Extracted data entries
★ ★ ★ ★
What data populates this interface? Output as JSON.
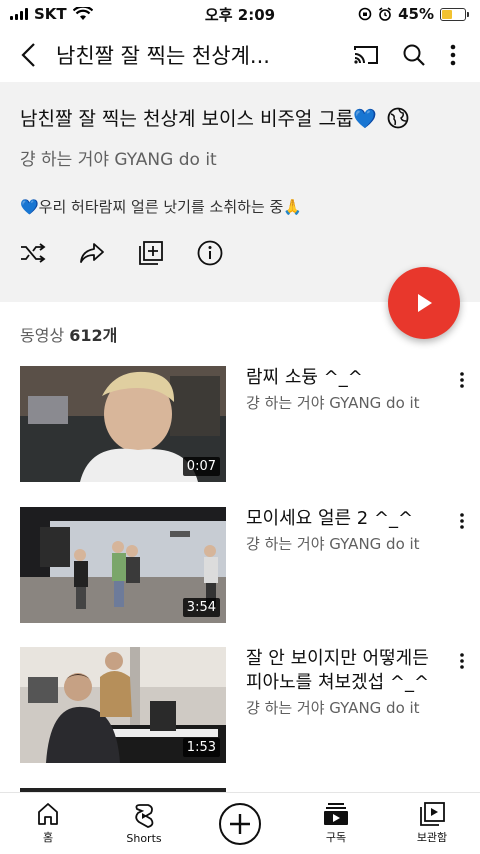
{
  "status_bar": {
    "carrier": "SKT",
    "time": "오후 2:09",
    "battery": "45%"
  },
  "top_bar": {
    "title": "남친짤 잘 찍는 천상계..."
  },
  "playlist": {
    "title": "남친짤 잘 찍는 천상계 보이스 비주얼 그룹💙",
    "channel": "걍 하는 거야 GYANG do it",
    "description": "💙우리 허타람찌 얼른 낫기를 소취하는 중🙏",
    "count_label": "동영상",
    "count_value": "612개"
  },
  "videos": [
    {
      "title": "람찌 소듕 ^_^",
      "channel": "걍 하는 거야 GYANG do it",
      "duration": "0:07"
    },
    {
      "title": "모이세요 얼른 2  ^_^",
      "channel": "걍 하는 거야 GYANG do it",
      "duration": "3:54"
    },
    {
      "title": "잘 안 보이지만 어떻게든 피아노를 쳐보겠섭 ^_^",
      "channel": "걍 하는 거야 GYANG do it",
      "duration": "1:53"
    }
  ],
  "bottom_nav": [
    {
      "label": "홈",
      "icon": "home-icon"
    },
    {
      "label": "Shorts",
      "icon": "shorts-icon"
    },
    {
      "label": "",
      "icon": "create-icon"
    },
    {
      "label": "구독",
      "icon": "subscriptions-icon"
    },
    {
      "label": "보관함",
      "icon": "library-icon"
    }
  ],
  "colors": {
    "play_button": "#e8372c",
    "header_bg": "#f2f2f2",
    "battery": "#f2c230"
  }
}
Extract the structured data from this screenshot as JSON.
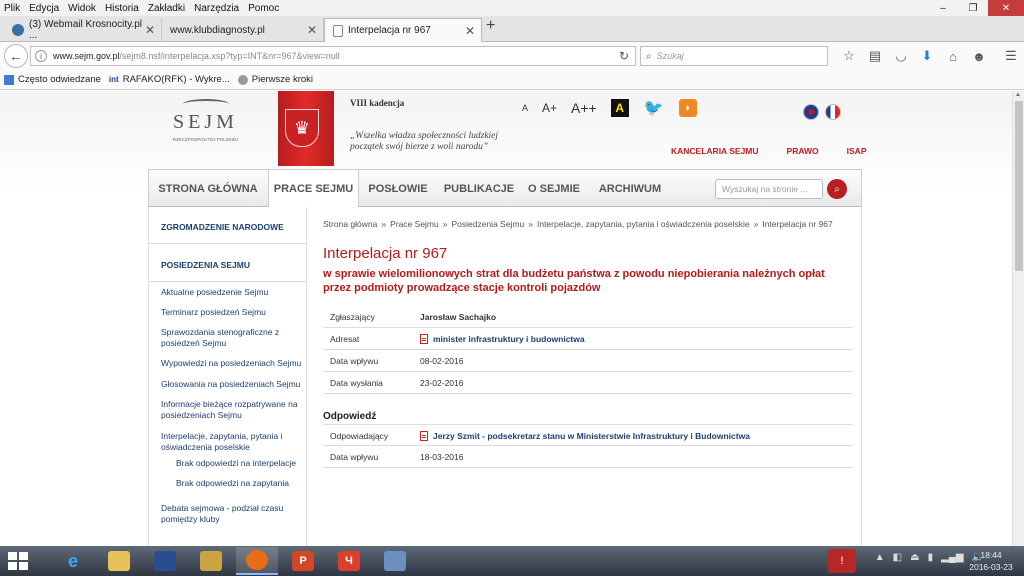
{
  "menu": [
    "Plik",
    "Edycja",
    "Widok",
    "Historia",
    "Zakładki",
    "Narzędzia",
    "Pomoc"
  ],
  "window_controls": {
    "minimize": "–",
    "maximize": "❐",
    "close": "✕"
  },
  "tabs": [
    {
      "title": "(3) Webmail Krosnocity.pl ...",
      "close": "✕"
    },
    {
      "title": "www.klubdiagnosty.pl",
      "close": "✕"
    },
    {
      "title": "Interpelacja nr 967",
      "close": "✕"
    }
  ],
  "new_tab": "+",
  "url": {
    "host": "www.sejm.gov.pl",
    "path": "/sejm8.nsf/interpelacja.xsp?typ=INT&nr=967&view=null"
  },
  "browser_search": {
    "placeholder": "Szukaj"
  },
  "bookmarks": [
    "Często odwiedzane",
    "RAFAKO(RFK) - Wykre...",
    "Pierwsze kroki"
  ],
  "bookmark_logo": "int",
  "site": {
    "logo_word": "SEJM",
    "logo_sub": "RZECZPOSPOLITEJ POLSKIEJ",
    "kadencja": "VIII kadencja",
    "quote": "„Wszelka władza społeczności ludzkiej początek swój bierze z woli narodu”",
    "font_sizes": [
      "A",
      "A+",
      "A++"
    ],
    "contrast": "A",
    "top_links": [
      "KANCELARIA SEJMU",
      "PRAWO",
      "ISAP"
    ],
    "nav": [
      "STRONA GŁÓWNA",
      "PRACE SEJMU",
      "POSŁOWIE",
      "PUBLIKACJE",
      "O SEJMIE",
      "ARCHIWUM"
    ],
    "nav_active": "PRACE SEJMU",
    "search_placeholder": "Wyszukaj na stronie ..."
  },
  "sidebar": {
    "head1": "ZGROMADZENIE NARODOWE",
    "head2": "POSIEDZENIA SEJMU",
    "links": [
      "Aktualne posiedzenie Sejmu",
      "Terminarz posiedzeń Sejmu",
      "Sprawozdania stenograficzne z posiedzeń Sejmu",
      "Wypowiedzi na posiedzeniach Sejmu",
      "Głosowania na posiedzeniach Sejmu",
      "Informacje bieżące rozpatrywane na posiedzeniach Sejmu",
      "Interpelacje, zapytania, pytania i oświadczenia poselskie",
      "Brak odpowiedzi na interpelacje",
      "Brak odpowiedzi na zapytania",
      "Debata sejmowa - podział czasu pomiędzy kluby"
    ]
  },
  "breadcrumb": [
    "Strona główna",
    "Prace Sejmu",
    "Posiedzenia Sejmu",
    "Interpelacje, zapytania, pytania i oświadczenia poselskie",
    "Interpelacja nr 967"
  ],
  "breadcrumb_sep": "»",
  "interpelacja": {
    "title": "Interpelacja nr 967",
    "subject": "w sprawie wielomilionowych strat dla budżetu państwa z powodu niepobierania należnych opłat przez podmioty prowadzące stacje kontroli pojazdów",
    "fields": [
      {
        "label": "Zgłaszający",
        "value": "Jarosław Sachajko"
      },
      {
        "label": "Adresat",
        "value": "minister infrastruktury i budownictwa"
      },
      {
        "label": "Data wpływu",
        "value": "08-02-2016"
      },
      {
        "label": "Data wysłania",
        "value": "23-02-2016"
      }
    ],
    "answer_heading": "Odpowiedź",
    "answer_fields": [
      {
        "label": "Odpowiadający",
        "value": "Jerzy Szmit - podsekretarz stanu w Ministerstwie Infrastruktury i Budownictwa"
      },
      {
        "label": "Data wpływu",
        "value": "18-03-2016"
      }
    ]
  },
  "clock": {
    "time": "18:44",
    "date": "2016-03-23"
  }
}
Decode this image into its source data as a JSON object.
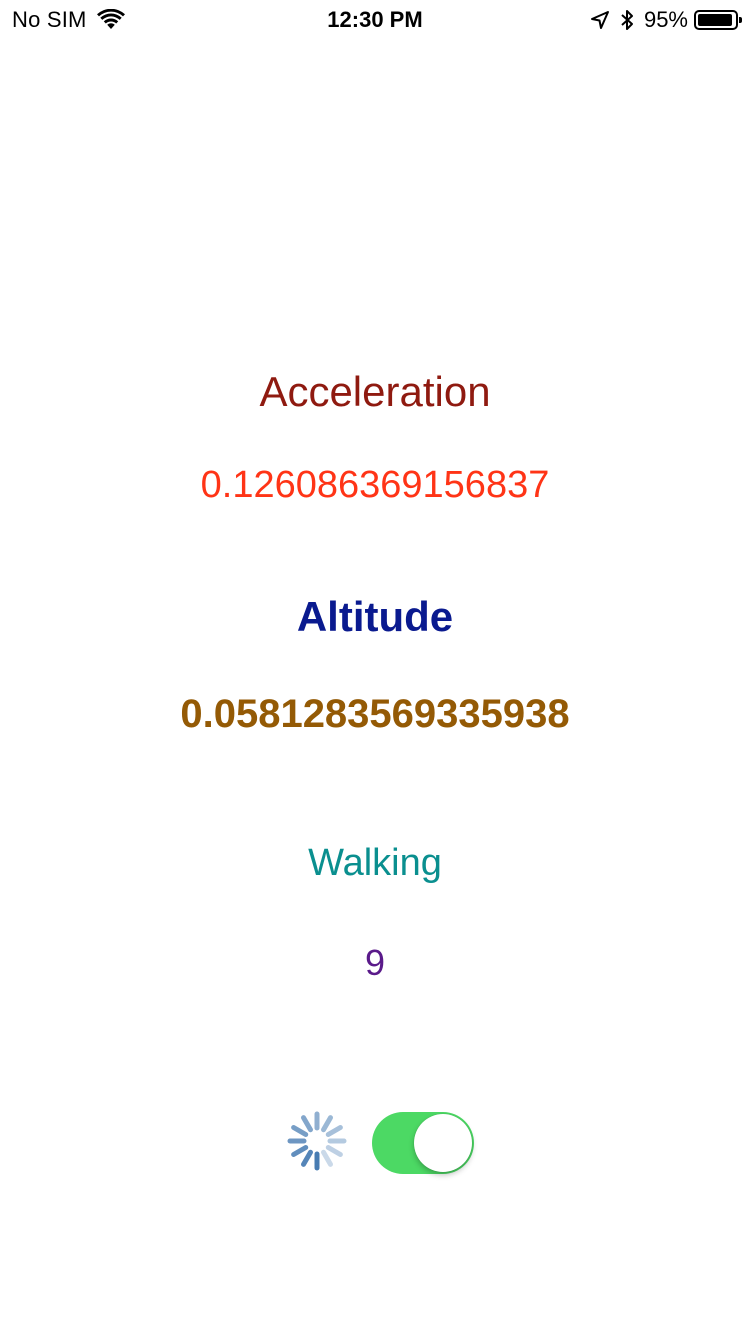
{
  "status_bar": {
    "carrier": "No SIM",
    "time": "12:30 PM",
    "battery_percent": "95%",
    "battery_level": 0.95,
    "icons": [
      "wifi-icon",
      "location-arrow-icon",
      "bluetooth-icon",
      "battery-icon"
    ]
  },
  "acceleration": {
    "title": "Acceleration",
    "value": "0.126086369156837"
  },
  "altitude": {
    "title": "Altitude",
    "value": "0.0581283569335938"
  },
  "walking": {
    "title": "Walking",
    "count": "9"
  },
  "controls": {
    "spinner_icon": "activity-spinner-icon",
    "toggle_on": true,
    "toggle_color": "#4cd964"
  },
  "colors": {
    "acceleration_title": "#8f1a10",
    "acceleration_value": "#ff3416",
    "altitude_title": "#0a1a8f",
    "altitude_value": "#945a05",
    "walking_title": "#0a8f8f",
    "walking_count": "#5a1a8a"
  }
}
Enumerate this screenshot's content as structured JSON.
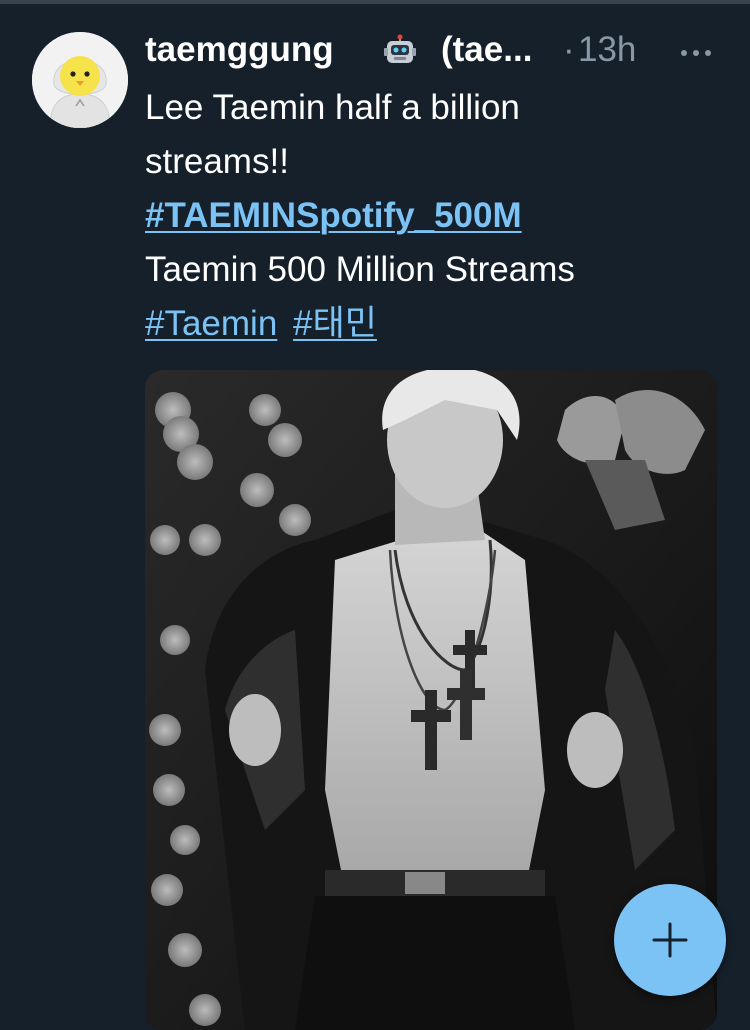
★ ★ ★ ★
(Set exercise):
Leave out the pictures and copy the rest of the material above exactly.

(Answer to this task):
What data populates this interface? Output as JSON.
{
  "status_bar": {
    "carrier": "SKT",
    "time": "오후 2:09",
    "battery": "45%"
  },
  "top_bar": {
    "title": "남친짤 잘 찍는 천상계..."
  },
  "playlist": {
    "title": "남친짤 잘 찍는 천상계 보이스 비주얼 그룹💙",
    "channel": "걍 하는 거야 GYANG do it",
    "description": "💙우리 허타람찌 얼른 낫기를 소취하는 중🙏",
    "count_label": "동영상",
    "count_value": "612개"
  },
  "videos": [
    {
      "title": "람찌 소듕 ^_^",
      "channel": "걍 하는 거야 GYANG do it",
      "duration": "0:07"
    },
    {
      "title": "모이세요 얼른 2  ^_^",
      "channel": "걍 하는 거야 GYANG do it",
      "duration": "3:54"
    },
    {
      "title": "잘 안 보이지만 어떻게든 피아노를 쳐보겠섭 ^_^",
      "channel": "걍 하는 거야 GYANG do it",
      "duration": "1:53"
    }
  ],
  "bottom_nav": [
    {
      "label": "홈",
      "icon": "home-icon"
    },
    {
      "label": "Shorts",
      "icon": "shorts-icon"
    },
    {
      "label": "",
      "icon": "create-icon"
    },
    {
      "label": "구독",
      "icon": "subscriptions-icon"
    },
    {
      "label": "보관함",
      "icon": "library-icon"
    }
  ],
  "colors": {
    "play_button": "#e8372c",
    "header_bg": "#f2f2f2",
    "battery": "#f2c230"
  }
}
Extract the structured data from this screenshot as JSON.
{
  "menu": [
    "Plik",
    "Edycja",
    "Widok",
    "Historia",
    "Zakładki",
    "Narzędzia",
    "Pomoc"
  ],
  "window_controls": {
    "minimize": "–",
    "maximize": "❐",
    "close": "✕"
  },
  "tabs": [
    {
      "title": "(3) Webmail Krosnocity.pl ...",
      "close": "✕"
    },
    {
      "title": "www.klubdiagnosty.pl",
      "close": "✕"
    },
    {
      "title": "Interpelacja nr 967",
      "close": "✕"
    }
  ],
  "new_tab": "+",
  "url": {
    "host": "www.sejm.gov.pl",
    "path": "/sejm8.nsf/interpelacja.xsp?typ=INT&nr=967&view=null"
  },
  "browser_search": {
    "placeholder": "Szukaj"
  },
  "bookmarks": [
    "Często odwiedzane",
    "RAFAKO(RFK) - Wykre...",
    "Pierwsze kroki"
  ],
  "bookmark_logo": "int",
  "site": {
    "logo_word": "SEJM",
    "logo_sub": "RZECZPOSPOLITEJ POLSKIEJ",
    "kadencja": "VIII kadencja",
    "quote": "„Wszelka władza społeczności ludzkiej początek swój bierze z woli narodu”",
    "font_sizes": [
      "A",
      "A+",
      "A++"
    ],
    "contrast": "A",
    "top_links": [
      "KANCELARIA SEJMU",
      "PRAWO",
      "ISAP"
    ],
    "nav": [
      "STRONA GŁÓWNA",
      "PRACE SEJMU",
      "POSŁOWIE",
      "PUBLIKACJE",
      "O SEJMIE",
      "ARCHIWUM"
    ],
    "nav_active": "PRACE SEJMU",
    "search_placeholder": "Wyszukaj na stronie ..."
  },
  "sidebar": {
    "head1": "ZGROMADZENIE NARODOWE",
    "head2": "POSIEDZENIA SEJMU",
    "links": [
      "Aktualne posiedzenie Sejmu",
      "Terminarz posiedzeń Sejmu",
      "Sprawozdania stenograficzne z posiedzeń Sejmu",
      "Wypowiedzi na posiedzeniach Sejmu",
      "Głosowania na posiedzeniach Sejmu",
      "Informacje bieżące rozpatrywane na posiedzeniach Sejmu",
      "Interpelacje, zapytania, pytania i oświadczenia poselskie",
      "Brak odpowiedzi na interpelacje",
      "Brak odpowiedzi na zapytania",
      "Debata sejmowa - podział czasu pomiędzy kluby"
    ]
  },
  "breadcrumb": [
    "Strona główna",
    "Prace Sejmu",
    "Posiedzenia Sejmu",
    "Interpelacje, zapytania, pytania i oświadczenia poselskie",
    "Interpelacja nr 967"
  ],
  "breadcrumb_sep": "»",
  "interpelacja": {
    "title": "Interpelacja nr 967",
    "subject": "w sprawie wielomilionowych strat dla budżetu państwa z powodu niepobierania należnych opłat przez podmioty prowadzące stacje kontroli pojazdów",
    "fields": [
      {
        "label": "Zgłaszający",
        "value": "Jarosław Sachajko"
      },
      {
        "label": "Adresat",
        "value": "minister infrastruktury i budownictwa"
      },
      {
        "label": "Data wpływu",
        "value": "08-02-2016"
      },
      {
        "label": "Data wysłania",
        "value": "23-02-2016"
      }
    ],
    "answer_heading": "Odpowiedź",
    "answer_fields": [
      {
        "label": "Odpowiadający",
        "value": "Jerzy Szmit - podsekretarz stanu w Ministerstwie Infrastruktury i Budownictwa"
      },
      {
        "label": "Data wpływu",
        "value": "18-03-2016"
      }
    ]
  },
  "clock": {
    "time": "18:44",
    "date": "2016-03-23"
  }
}
Decode this image into its source data as a JSON object.
{
  "status_bar": {
    "carrier": "No SIM",
    "time": "12:30 PM",
    "battery_percent": "95%",
    "battery_level": 0.95,
    "icons": [
      "wifi-icon",
      "location-arrow-icon",
      "bluetooth-icon",
      "battery-icon"
    ]
  },
  "acceleration": {
    "title": "Acceleration",
    "value": "0.126086369156837"
  },
  "altitude": {
    "title": "Altitude",
    "value": "0.0581283569335938"
  },
  "walking": {
    "title": "Walking",
    "count": "9"
  },
  "controls": {
    "spinner_icon": "activity-spinner-icon",
    "toggle_on": true,
    "toggle_color": "#4cd964"
  },
  "colors": {
    "acceleration_title": "#8f1a10",
    "acceleration_value": "#ff3416",
    "altitude_title": "#0a1a8f",
    "altitude_value": "#945a05",
    "walking_title": "#0a8f8f",
    "walking_count": "#5a1a8a"
  }
}
Enumerate this screenshot's content as structured JSON.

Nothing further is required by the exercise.